• **Exercise instructions**
Reproduce every one of the records below line for line, keeping each character unchanged.

═══ Supplied material

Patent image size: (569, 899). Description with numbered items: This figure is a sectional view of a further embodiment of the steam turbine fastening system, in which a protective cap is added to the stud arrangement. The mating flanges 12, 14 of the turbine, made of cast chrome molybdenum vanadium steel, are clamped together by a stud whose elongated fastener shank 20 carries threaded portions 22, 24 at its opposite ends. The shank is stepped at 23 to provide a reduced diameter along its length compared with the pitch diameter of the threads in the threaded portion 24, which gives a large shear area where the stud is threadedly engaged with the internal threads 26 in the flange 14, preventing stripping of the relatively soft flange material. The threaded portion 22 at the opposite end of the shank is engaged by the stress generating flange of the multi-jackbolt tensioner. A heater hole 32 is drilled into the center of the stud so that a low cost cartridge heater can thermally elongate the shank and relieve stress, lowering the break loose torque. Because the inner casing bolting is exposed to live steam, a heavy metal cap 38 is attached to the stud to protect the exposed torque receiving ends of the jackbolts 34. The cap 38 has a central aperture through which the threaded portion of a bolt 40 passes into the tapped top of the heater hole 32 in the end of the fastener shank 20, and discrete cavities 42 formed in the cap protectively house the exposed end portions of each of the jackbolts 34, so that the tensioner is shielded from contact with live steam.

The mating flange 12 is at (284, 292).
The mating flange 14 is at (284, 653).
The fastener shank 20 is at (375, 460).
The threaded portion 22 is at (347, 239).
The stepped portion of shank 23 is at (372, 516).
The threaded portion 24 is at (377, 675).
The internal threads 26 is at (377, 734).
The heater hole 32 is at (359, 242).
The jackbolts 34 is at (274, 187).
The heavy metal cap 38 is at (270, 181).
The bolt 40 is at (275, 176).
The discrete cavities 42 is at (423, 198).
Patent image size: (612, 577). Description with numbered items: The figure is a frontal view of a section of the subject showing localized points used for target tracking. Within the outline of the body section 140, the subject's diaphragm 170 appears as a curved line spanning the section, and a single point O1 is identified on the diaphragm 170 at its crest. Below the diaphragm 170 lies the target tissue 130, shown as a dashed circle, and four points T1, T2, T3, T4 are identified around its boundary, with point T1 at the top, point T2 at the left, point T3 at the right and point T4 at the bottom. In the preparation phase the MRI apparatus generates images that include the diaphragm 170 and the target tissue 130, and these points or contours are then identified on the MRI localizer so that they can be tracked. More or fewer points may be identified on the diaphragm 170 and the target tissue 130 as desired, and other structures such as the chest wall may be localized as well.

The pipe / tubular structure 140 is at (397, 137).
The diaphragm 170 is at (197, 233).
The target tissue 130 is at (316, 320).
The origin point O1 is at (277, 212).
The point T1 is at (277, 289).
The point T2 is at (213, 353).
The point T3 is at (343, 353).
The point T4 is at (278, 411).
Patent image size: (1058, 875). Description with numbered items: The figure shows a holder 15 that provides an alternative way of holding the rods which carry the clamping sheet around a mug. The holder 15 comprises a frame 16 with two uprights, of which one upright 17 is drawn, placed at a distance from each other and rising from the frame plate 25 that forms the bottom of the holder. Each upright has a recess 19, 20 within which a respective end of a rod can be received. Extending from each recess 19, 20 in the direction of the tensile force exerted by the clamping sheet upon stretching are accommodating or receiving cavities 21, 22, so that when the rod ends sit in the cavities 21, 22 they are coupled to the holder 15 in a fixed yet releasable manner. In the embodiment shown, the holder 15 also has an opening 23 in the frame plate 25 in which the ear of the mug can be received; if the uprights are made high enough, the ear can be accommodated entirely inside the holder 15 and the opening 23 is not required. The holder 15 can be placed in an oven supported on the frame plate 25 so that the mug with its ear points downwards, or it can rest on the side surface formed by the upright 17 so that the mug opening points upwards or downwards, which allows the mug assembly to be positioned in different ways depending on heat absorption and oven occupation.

══════

• **Solved problem**
Patent image size: (569, 899). Description with numbered items: This figure is a sectional view of a further embodiment of the steam turbine fastening system, in which a protective cap is added to the stud arrangement. The mating flanges 12, 14 of the turbine, made of cast chrome molybdenum vanadium steel, are clamped together by a stud whose elongated fastener shank 20 carries threaded portions 22, 24 at its opposite ends. The shank is stepped at 23 to provide a reduced diameter along its length compared with the pitch diameter of the threads in the threaded portion 24, which gives a large shear area where the stud is threadedly engaged with the internal threads 26 in the flange 14, preventing stripping of the relatively soft flange material. The threaded portion 22 at the opposite end of the shank is engaged by the stress generating flange of the multi-jackbolt tensioner. A heater hole 32 is drilled into the center of the stud so that a low cost cartridge heater can thermally elongate the shank and relieve stress, lowering the break loose torque. Because the inner casing bolting is exposed to live steam, a heavy metal cap 38 is attached to the stud to protect the exposed torque receiving ends of the jackbolts 34. The cap 38 has a central aperture through which the threaded portion of a bolt 40 passes into the tapped top of the heater hole 32 in the end of the fastener shank 20, and discrete cavities 42 formed in the cap protectively house the exposed end portions of each of the jackbolts 34, so that the tensioner is shielded from contact with live steam.

The mating flange 12 is at (284, 292).
The mating flange 14 is at (284, 653).
The fastener shank 20 is at (375, 460).
The threaded portion 22 is at (347, 239).
The stepped portion of shank 23 is at (372, 516).
The threaded portion 24 is at (377, 675).
The internal threads 26 is at (377, 734).
The heater hole 32 is at (359, 242).
The jackbolts 34 is at (274, 187).
The heavy metal cap 38 is at (270, 181).
The bolt 40 is at (275, 176).
The discrete cavities 42 is at (423, 198).
Patent image size: (612, 577). Description with numbered items: The figure is a frontal view of a section of the subject showing localized points used for target tracking. Within the outline of the body section 140, the subject's diaphragm 170 appears as a curved line spanning the section, and a single point O1 is identified on the diaphragm 170 at its crest. Below the diaphragm 170 lies the target tissue 130, shown as a dashed circle, and four points T1, T2, T3, T4 are identified around its boundary, with point T1 at the top, point T2 at the left, point T3 at the right and point T4 at the bottom. In the preparation phase the MRI apparatus generates images that include the diaphragm 170 and the target tissue 130, and these points or contours are then identified on the MRI localizer so that they can be tracked. More or fewer points may be identified on the diaphragm 170 and the target tissue 130 as desired, and other structures such as the chest wall may be localized as well.

The pipe / tubular structure 140 is at (397, 137).
The diaphragm 170 is at (197, 233).
The target tissue 130 is at (316, 320).
The origin point O1 is at (277, 212).
The point T1 is at (277, 289).
The point T2 is at (213, 353).
The point T3 is at (343, 353).
The point T4 is at (278, 411).
Patent image size: (1058, 875). Description with numbered items: The figure shows a holder 15 that provides an alternative way of holding the rods which carry the clamping sheet around a mug. The holder 15 comprises a frame 16 with two uprights, of which one upright 17 is drawn, placed at a distance from each other and rising from the frame plate 25 that forms the bottom of the holder. Each upright has a recess 19, 20 within which a respective end of a rod can be received. Extending from each recess 19, 20 in the direction of the tensile force exerted by the clamping sheet upon stretching are accommodating or receiving cavities 21, 22, so that when the rod ends sit in the cavities 21, 22 they are coupled to the holder 15 in a fixed yet releasable manner. In the embodiment shown, the holder 15 also has an opening 23 in the frame plate 25 in which the ear of the mug can be received; if the uprights are made high enough, the ear can be accommodated entirely inside the holder 15 and the opening 23 is not required. The holder 15 can be placed in an oven supported on the frame plate 25 so that the mug with its ear points downwards, or it can rest on the side surface formed by the upright 17 so that the mug opening points upwards or downwards, which allows the mug assembly to be positioned in different ways depending on heat absorption and oven occupation.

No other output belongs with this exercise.